## WRITTEN EXERCISE
Across the entries below, count the lines in which the word "subtitle" occurs. Reply with the count alone.

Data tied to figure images
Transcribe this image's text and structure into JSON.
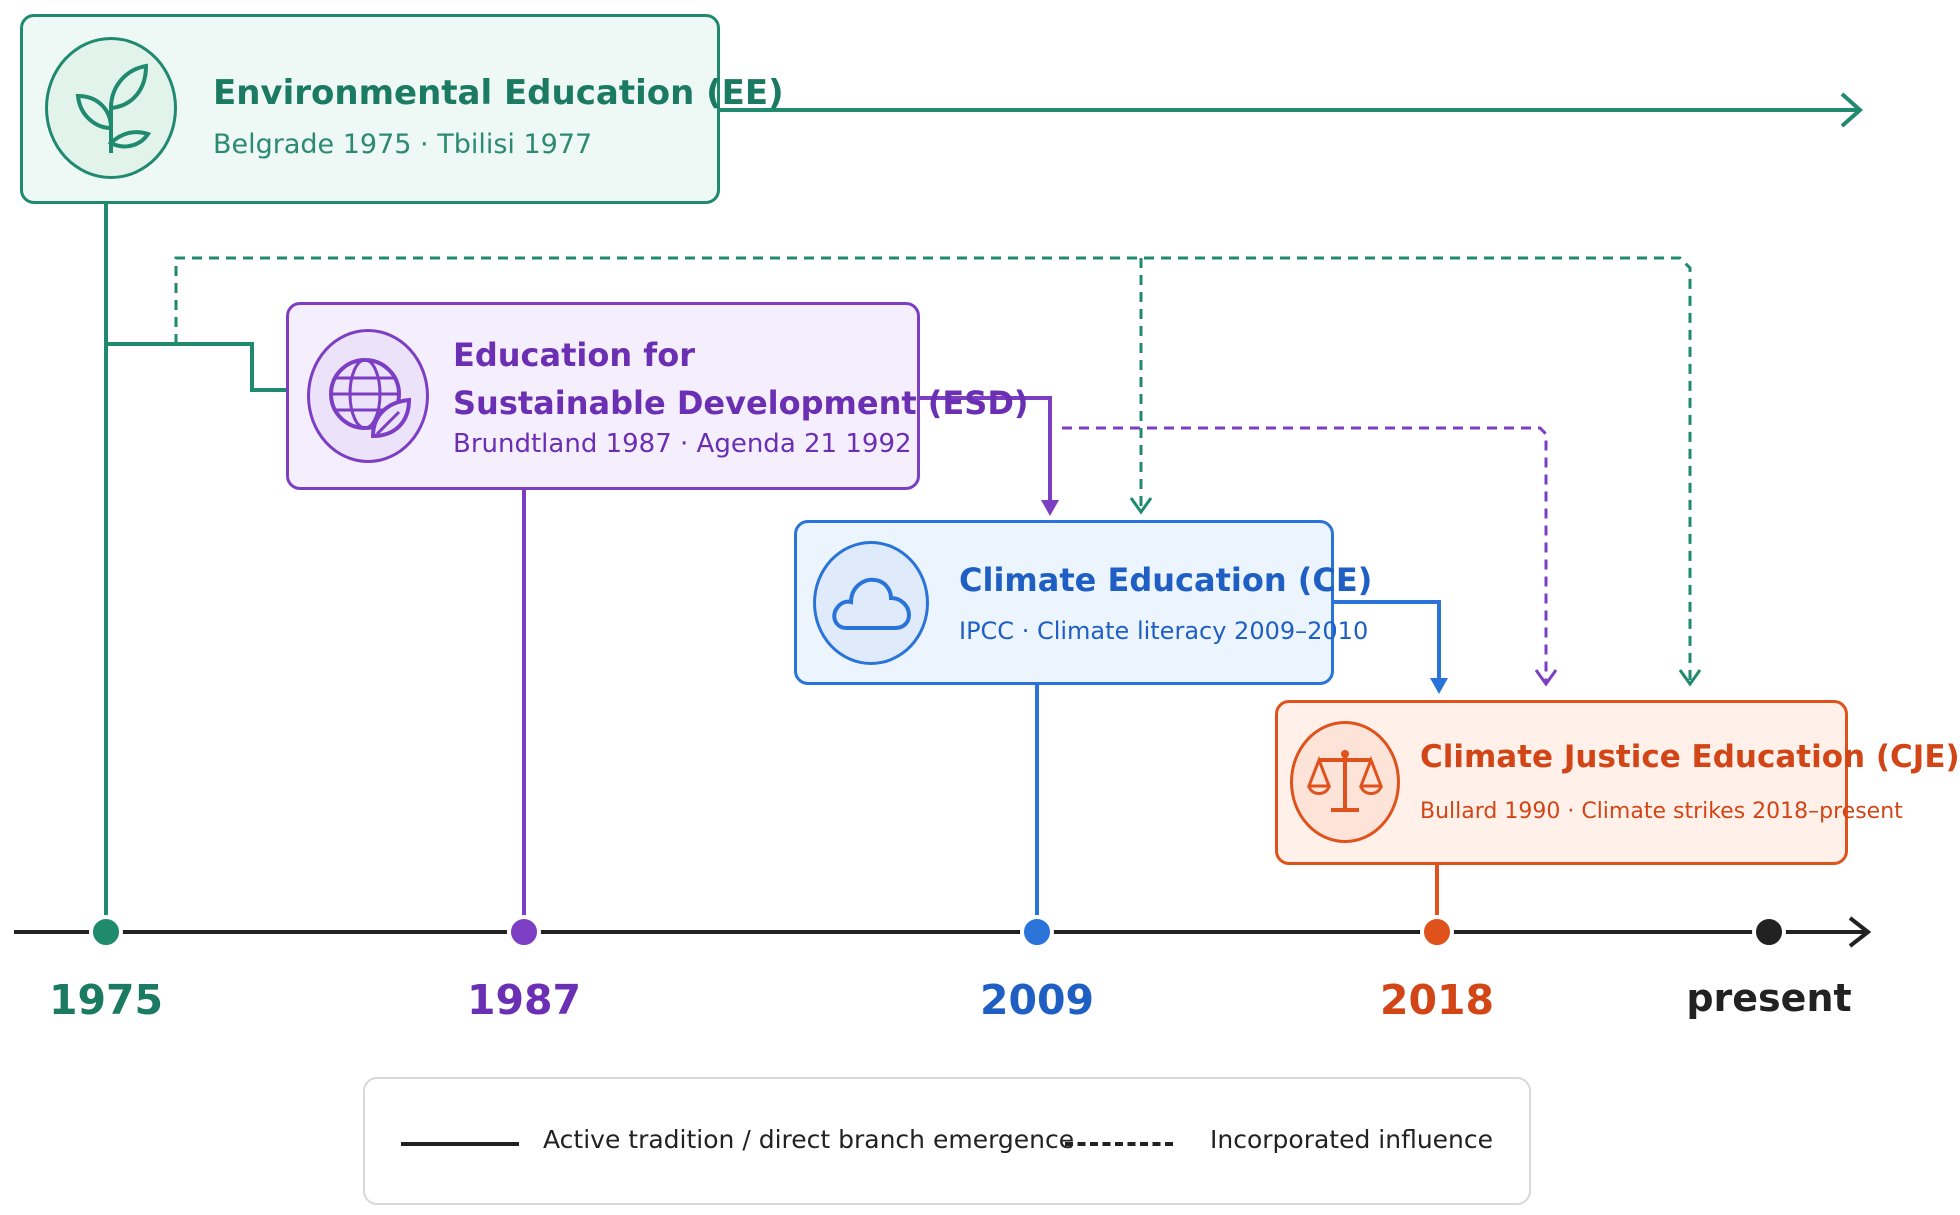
{
  "colors": {
    "ee": "#1f8a6e",
    "esd": "#7c3fc4",
    "ce": "#2a74d9",
    "cje": "#e0521c",
    "axis": "#222222"
  },
  "traditions": {
    "ee": {
      "title": "Environmental Education (EE)",
      "subtitle": "Belgrade 1975 · Tbilisi 1977",
      "icon": "leaf-sprout-icon"
    },
    "esd": {
      "title_line1": "Education for",
      "title_line2": "Sustainable Development (ESD)",
      "subtitle": "Brundtland 1987 · Agenda 21 1992",
      "icon": "globe-leaf-icon"
    },
    "ce": {
      "title": "Climate Education (CE)",
      "subtitle": "IPCC · Climate literacy 2009–2010",
      "icon": "cloud-icon"
    },
    "cje": {
      "title": "Climate Justice Education (CJE)",
      "subtitle": "Bullard 1990 · Climate strikes 2018–present",
      "icon": "scales-of-justice-icon"
    }
  },
  "timeline": {
    "years": [
      "1975",
      "1987",
      "2009",
      "2018",
      "present"
    ]
  },
  "legend": {
    "solid": "Active tradition / direct branch emergence",
    "dashed": "Incorporated influence"
  }
}
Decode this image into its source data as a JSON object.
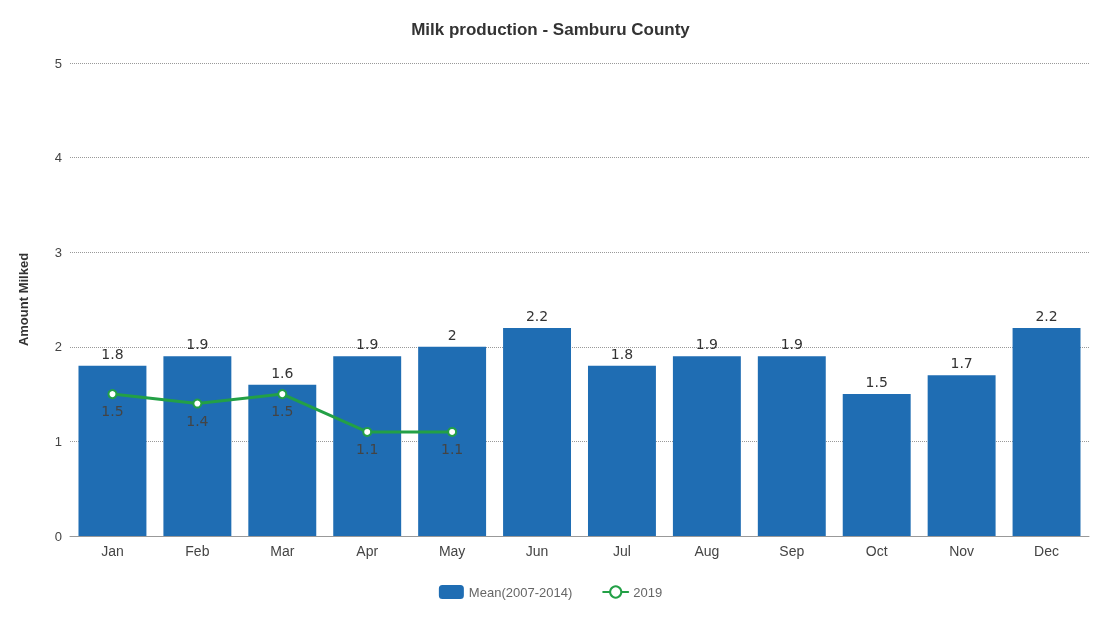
{
  "chart_data": {
    "type": "bar",
    "title": "Milk production - Samburu County",
    "ylabel": "Amount Milked",
    "categories": [
      "Jan",
      "Feb",
      "Mar",
      "Apr",
      "May",
      "Jun",
      "Jul",
      "Aug",
      "Sep",
      "Oct",
      "Nov",
      "Dec"
    ],
    "series": [
      {
        "name": "Mean(2007-2014)",
        "color": "#1f6db3",
        "values": [
          1.8,
          1.9,
          1.6,
          1.9,
          2,
          2.2,
          1.8,
          1.9,
          1.9,
          1.5,
          1.7,
          2.2
        ]
      },
      {
        "name": "2019",
        "type": "line",
        "color": "#23a046",
        "values": [
          1.5,
          1.4,
          1.5,
          1.1,
          1.1,
          null,
          null,
          null,
          null,
          null,
          null,
          null
        ]
      }
    ],
    "ylim": [
      0,
      5
    ],
    "yticks": [
      0,
      1,
      2,
      3,
      4,
      5
    ],
    "grid": "y",
    "legend": "bottom",
    "marker": "circle",
    "line_style": "solid",
    "data_labels": true
  }
}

## OUTPUT FOR THIS EXERCISE
4